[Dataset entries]
● ● ● ●

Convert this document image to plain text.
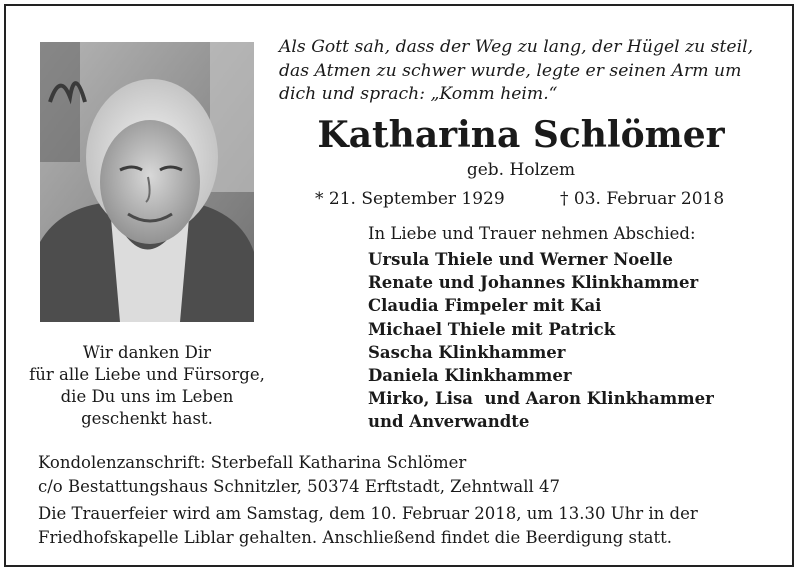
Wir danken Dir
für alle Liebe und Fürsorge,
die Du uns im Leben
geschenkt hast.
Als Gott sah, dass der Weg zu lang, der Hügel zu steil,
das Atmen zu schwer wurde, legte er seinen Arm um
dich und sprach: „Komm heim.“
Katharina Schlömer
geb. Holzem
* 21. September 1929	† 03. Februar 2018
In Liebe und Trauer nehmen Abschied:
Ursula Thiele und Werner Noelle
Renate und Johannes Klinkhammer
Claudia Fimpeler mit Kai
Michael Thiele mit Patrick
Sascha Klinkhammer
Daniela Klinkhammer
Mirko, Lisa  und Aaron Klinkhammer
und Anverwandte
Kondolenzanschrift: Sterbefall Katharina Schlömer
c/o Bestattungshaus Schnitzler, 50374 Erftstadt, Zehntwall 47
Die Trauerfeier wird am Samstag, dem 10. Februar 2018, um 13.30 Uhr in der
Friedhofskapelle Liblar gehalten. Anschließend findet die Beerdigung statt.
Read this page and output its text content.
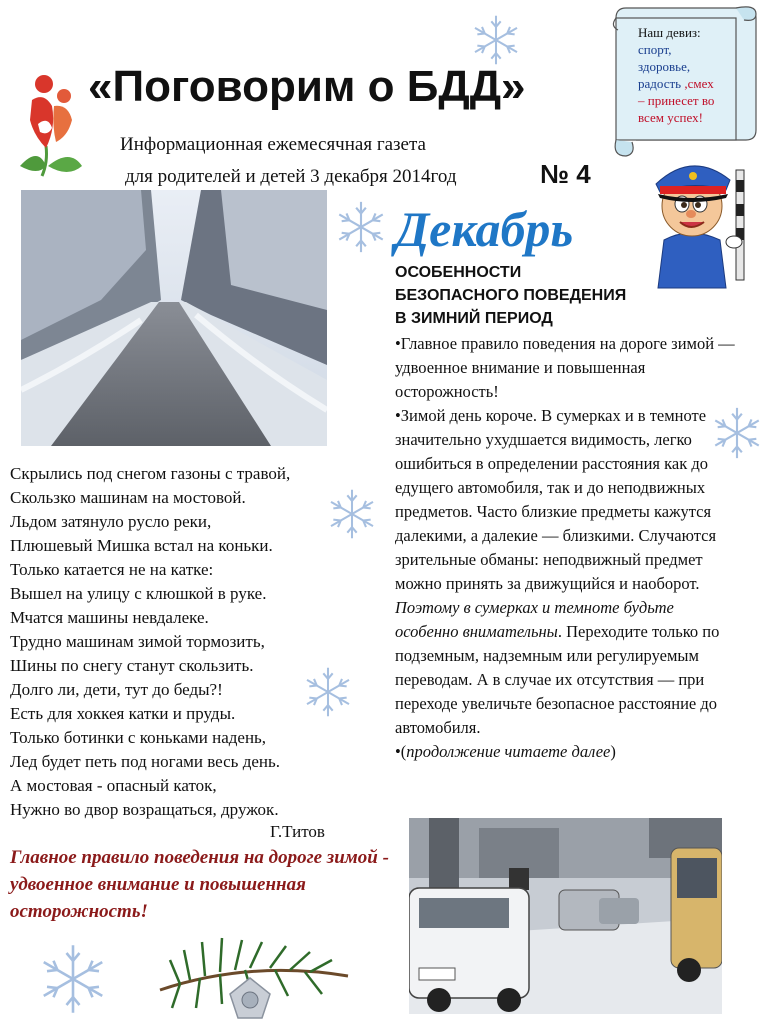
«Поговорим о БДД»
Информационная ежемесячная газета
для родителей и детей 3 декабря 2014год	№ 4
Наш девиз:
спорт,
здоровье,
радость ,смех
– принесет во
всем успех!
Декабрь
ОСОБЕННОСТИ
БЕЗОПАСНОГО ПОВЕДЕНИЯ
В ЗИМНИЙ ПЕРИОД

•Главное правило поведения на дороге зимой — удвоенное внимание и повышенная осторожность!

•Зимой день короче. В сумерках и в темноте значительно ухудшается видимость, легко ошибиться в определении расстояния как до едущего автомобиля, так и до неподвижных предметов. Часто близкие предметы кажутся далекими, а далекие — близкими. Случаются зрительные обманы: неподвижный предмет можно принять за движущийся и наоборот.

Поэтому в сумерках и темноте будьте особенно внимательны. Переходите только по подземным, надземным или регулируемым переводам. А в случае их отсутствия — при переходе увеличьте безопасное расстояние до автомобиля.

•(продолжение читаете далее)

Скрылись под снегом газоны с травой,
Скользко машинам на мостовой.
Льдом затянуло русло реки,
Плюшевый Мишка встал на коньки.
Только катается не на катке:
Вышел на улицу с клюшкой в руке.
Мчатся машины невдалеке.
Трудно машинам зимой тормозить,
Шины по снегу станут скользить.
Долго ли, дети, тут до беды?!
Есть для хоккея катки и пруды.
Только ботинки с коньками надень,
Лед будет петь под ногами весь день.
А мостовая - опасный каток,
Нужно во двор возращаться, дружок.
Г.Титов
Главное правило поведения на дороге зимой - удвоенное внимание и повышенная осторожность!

● ● ● ●

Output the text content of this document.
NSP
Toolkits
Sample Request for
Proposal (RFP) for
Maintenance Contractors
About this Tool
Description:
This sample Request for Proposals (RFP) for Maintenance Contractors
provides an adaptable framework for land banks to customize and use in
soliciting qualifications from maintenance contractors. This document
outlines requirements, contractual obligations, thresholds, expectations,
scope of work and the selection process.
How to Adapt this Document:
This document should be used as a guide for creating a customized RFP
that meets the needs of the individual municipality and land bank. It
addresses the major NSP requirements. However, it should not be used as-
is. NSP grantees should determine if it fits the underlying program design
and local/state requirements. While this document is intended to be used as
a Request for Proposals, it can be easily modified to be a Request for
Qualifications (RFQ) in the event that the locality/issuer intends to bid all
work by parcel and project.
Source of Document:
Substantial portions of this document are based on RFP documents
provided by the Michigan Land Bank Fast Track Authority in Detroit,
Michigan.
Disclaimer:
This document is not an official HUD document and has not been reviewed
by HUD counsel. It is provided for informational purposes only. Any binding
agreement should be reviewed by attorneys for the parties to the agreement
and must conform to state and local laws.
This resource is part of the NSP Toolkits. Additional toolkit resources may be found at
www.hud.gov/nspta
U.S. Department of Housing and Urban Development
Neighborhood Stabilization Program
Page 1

● ● ● ●

• **GIVEN TASK**
Output a single number: how many lines contain the word "Thiele".

• **SOLUTION TO THE PROBLEM**
2